### PROBLEM
Repeat the records word for word, excluding any picture.

[Figure contents as structured data]
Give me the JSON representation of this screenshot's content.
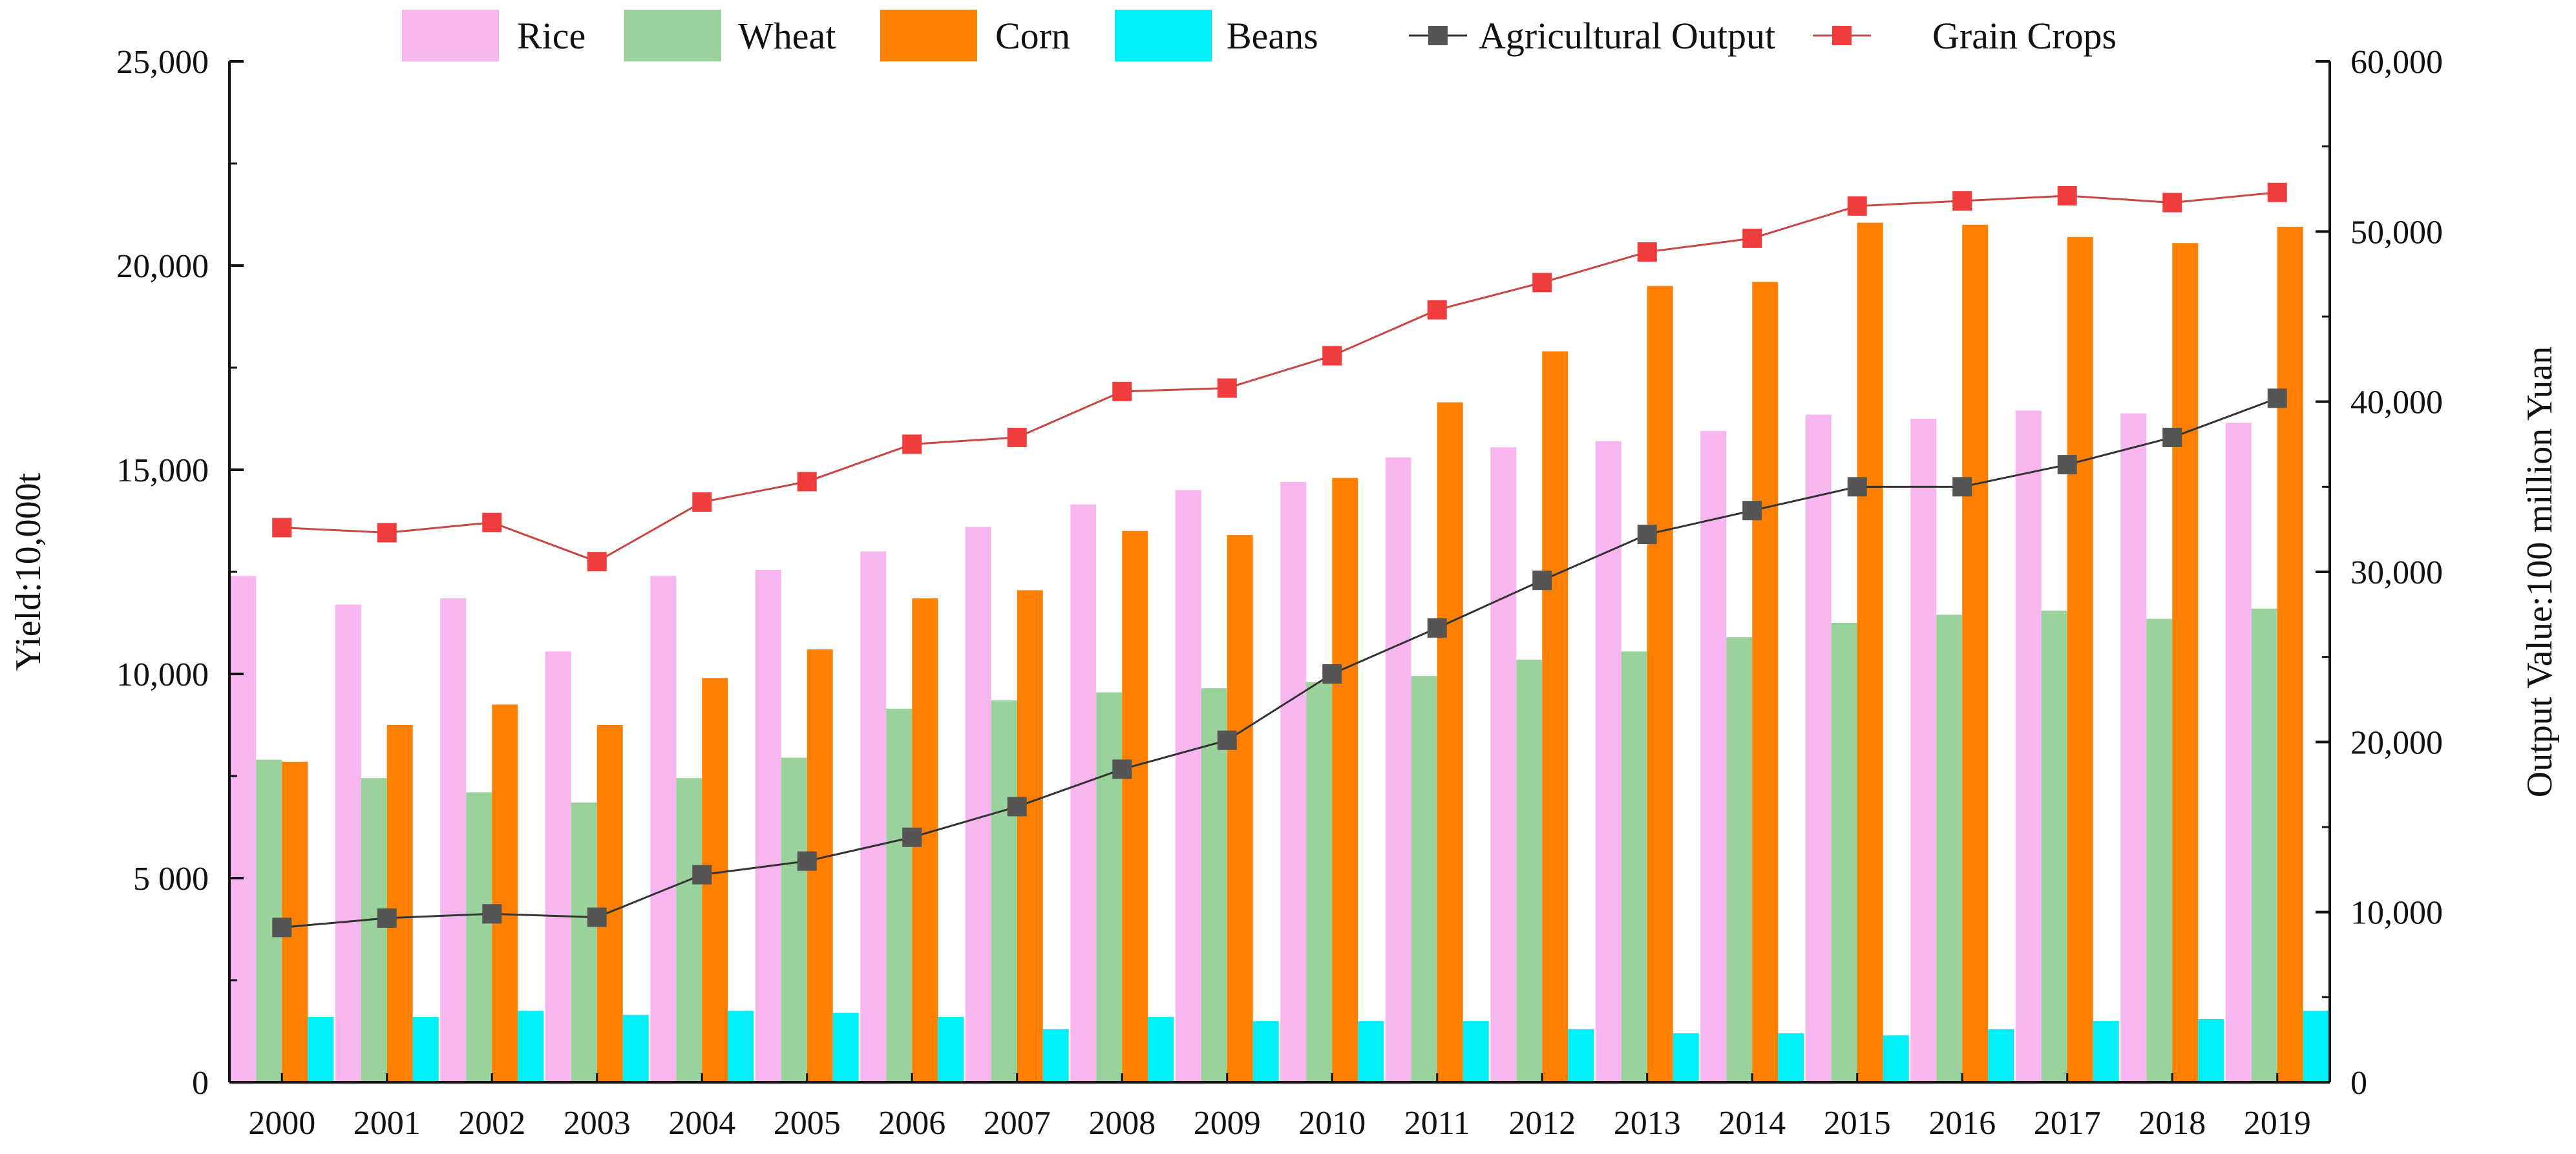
{
  "chart_data": {
    "type": "bar",
    "title": "",
    "xlabel": "",
    "ylabel": "Yield:10,000t",
    "y2label": "Output Value:100 million Yuan",
    "ylim": [
      0,
      25000
    ],
    "y2lim": [
      0,
      60000
    ],
    "grid": false,
    "legend_position": "top",
    "categories": [
      "2000",
      "2001",
      "2002",
      "2003",
      "2004",
      "2005",
      "2006",
      "2007",
      "2008",
      "2009",
      "2010",
      "2011",
      "2012",
      "2013",
      "2014",
      "2015",
      "2016",
      "2017",
      "2018",
      "2019"
    ],
    "y_ticks": [
      0,
      5000,
      10000,
      15000,
      20000,
      25000
    ],
    "y_tick_labels": [
      "0",
      "5 000",
      "10,000",
      "15,000",
      "20,000",
      "25,000"
    ],
    "y2_ticks": [
      0,
      10000,
      20000,
      30000,
      40000,
      50000,
      60000
    ],
    "y2_tick_labels": [
      "0",
      "10,000",
      "20,000",
      "30,000",
      "40,000",
      "50,000",
      "60,000"
    ],
    "series": [
      {
        "name": "Rice",
        "kind": "bar",
        "axis": "left",
        "color": "#f7b6ef",
        "values": [
          12400,
          11700,
          11850,
          10550,
          12400,
          12550,
          13000,
          13600,
          14150,
          14500,
          14700,
          15300,
          15550,
          15700,
          15950,
          16350,
          16250,
          16450,
          16380,
          16150
        ]
      },
      {
        "name": "Wheat",
        "kind": "bar",
        "axis": "left",
        "color": "#99d39b",
        "values": [
          7900,
          7450,
          7100,
          6850,
          7450,
          7950,
          9150,
          9350,
          9550,
          9650,
          9800,
          9950,
          10350,
          10550,
          10900,
          11250,
          11450,
          11550,
          11350,
          11600
        ]
      },
      {
        "name": "Corn",
        "kind": "bar",
        "axis": "left",
        "color": "#ff8000",
        "values": [
          7850,
          8750,
          9250,
          8750,
          9900,
          10600,
          11850,
          12050,
          13500,
          13400,
          14800,
          16650,
          17900,
          19500,
          19600,
          21050,
          21000,
          20700,
          20550,
          20950
        ]
      },
      {
        "name": "Beans",
        "kind": "bar",
        "axis": "left",
        "color": "#00f0f8",
        "values": [
          1600,
          1600,
          1750,
          1650,
          1750,
          1700,
          1600,
          1300,
          1600,
          1500,
          1500,
          1500,
          1300,
          1200,
          1200,
          1150,
          1300,
          1500,
          1550,
          1750
        ]
      },
      {
        "name": "Agricultural Output",
        "kind": "line",
        "axis": "right",
        "color": "#555555",
        "line_color": "#333333",
        "values": [
          9100,
          9650,
          9900,
          9700,
          12200,
          13000,
          14400,
          16200,
          18400,
          20100,
          24000,
          26700,
          29500,
          32200,
          33600,
          35000,
          35000,
          36300,
          37900,
          40200
        ]
      },
      {
        "name": "Grain Crops",
        "kind": "line",
        "axis": "right",
        "color": "#f03c3c",
        "line_color": "#c84646",
        "values": [
          32600,
          32300,
          32900,
          30600,
          34100,
          35300,
          37500,
          37900,
          40600,
          40800,
          42700,
          45400,
          47000,
          48800,
          49600,
          51500,
          51800,
          52100,
          51700,
          52300
        ]
      }
    ]
  }
}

### SOLUTION
Give me the JSON representation of this screenshot's content.
{
  "chart_data": {
    "type": "bar",
    "title": "",
    "xlabel": "",
    "ylabel": "Yield:10,000t",
    "y2label": "Output Value:100 million Yuan",
    "ylim": [
      0,
      25000
    ],
    "y2lim": [
      0,
      60000
    ],
    "grid": false,
    "legend_position": "top",
    "categories": [
      "2000",
      "2001",
      "2002",
      "2003",
      "2004",
      "2005",
      "2006",
      "2007",
      "2008",
      "2009",
      "2010",
      "2011",
      "2012",
      "2013",
      "2014",
      "2015",
      "2016",
      "2017",
      "2018",
      "2019"
    ],
    "y_ticks": [
      0,
      5000,
      10000,
      15000,
      20000,
      25000
    ],
    "y_tick_labels": [
      "0",
      "5 000",
      "10,000",
      "15,000",
      "20,000",
      "25,000"
    ],
    "y2_ticks": [
      0,
      10000,
      20000,
      30000,
      40000,
      50000,
      60000
    ],
    "y2_tick_labels": [
      "0",
      "10,000",
      "20,000",
      "30,000",
      "40,000",
      "50,000",
      "60,000"
    ],
    "series": [
      {
        "name": "Rice",
        "kind": "bar",
        "axis": "left",
        "color": "#f7b6ef",
        "values": [
          12400,
          11700,
          11850,
          10550,
          12400,
          12550,
          13000,
          13600,
          14150,
          14500,
          14700,
          15300,
          15550,
          15700,
          15950,
          16350,
          16250,
          16450,
          16380,
          16150
        ]
      },
      {
        "name": "Wheat",
        "kind": "bar",
        "axis": "left",
        "color": "#99d39b",
        "values": [
          7900,
          7450,
          7100,
          6850,
          7450,
          7950,
          9150,
          9350,
          9550,
          9650,
          9800,
          9950,
          10350,
          10550,
          10900,
          11250,
          11450,
          11550,
          11350,
          11600
        ]
      },
      {
        "name": "Corn",
        "kind": "bar",
        "axis": "left",
        "color": "#ff8000",
        "values": [
          7850,
          8750,
          9250,
          8750,
          9900,
          10600,
          11850,
          12050,
          13500,
          13400,
          14800,
          16650,
          17900,
          19500,
          19600,
          21050,
          21000,
          20700,
          20550,
          20950
        ]
      },
      {
        "name": "Beans",
        "kind": "bar",
        "axis": "left",
        "color": "#00f0f8",
        "values": [
          1600,
          1600,
          1750,
          1650,
          1750,
          1700,
          1600,
          1300,
          1600,
          1500,
          1500,
          1500,
          1300,
          1200,
          1200,
          1150,
          1300,
          1500,
          1550,
          1750
        ]
      },
      {
        "name": "Agricultural Output",
        "kind": "line",
        "axis": "right",
        "color": "#555555",
        "line_color": "#333333",
        "values": [
          9100,
          9650,
          9900,
          9700,
          12200,
          13000,
          14400,
          16200,
          18400,
          20100,
          24000,
          26700,
          29500,
          32200,
          33600,
          35000,
          35000,
          36300,
          37900,
          40200
        ]
      },
      {
        "name": "Grain Crops",
        "kind": "line",
        "axis": "right",
        "color": "#f03c3c",
        "line_color": "#c84646",
        "values": [
          32600,
          32300,
          32900,
          30600,
          34100,
          35300,
          37500,
          37900,
          40600,
          40800,
          42700,
          45400,
          47000,
          48800,
          49600,
          51500,
          51800,
          52100,
          51700,
          52300
        ]
      }
    ]
  }
}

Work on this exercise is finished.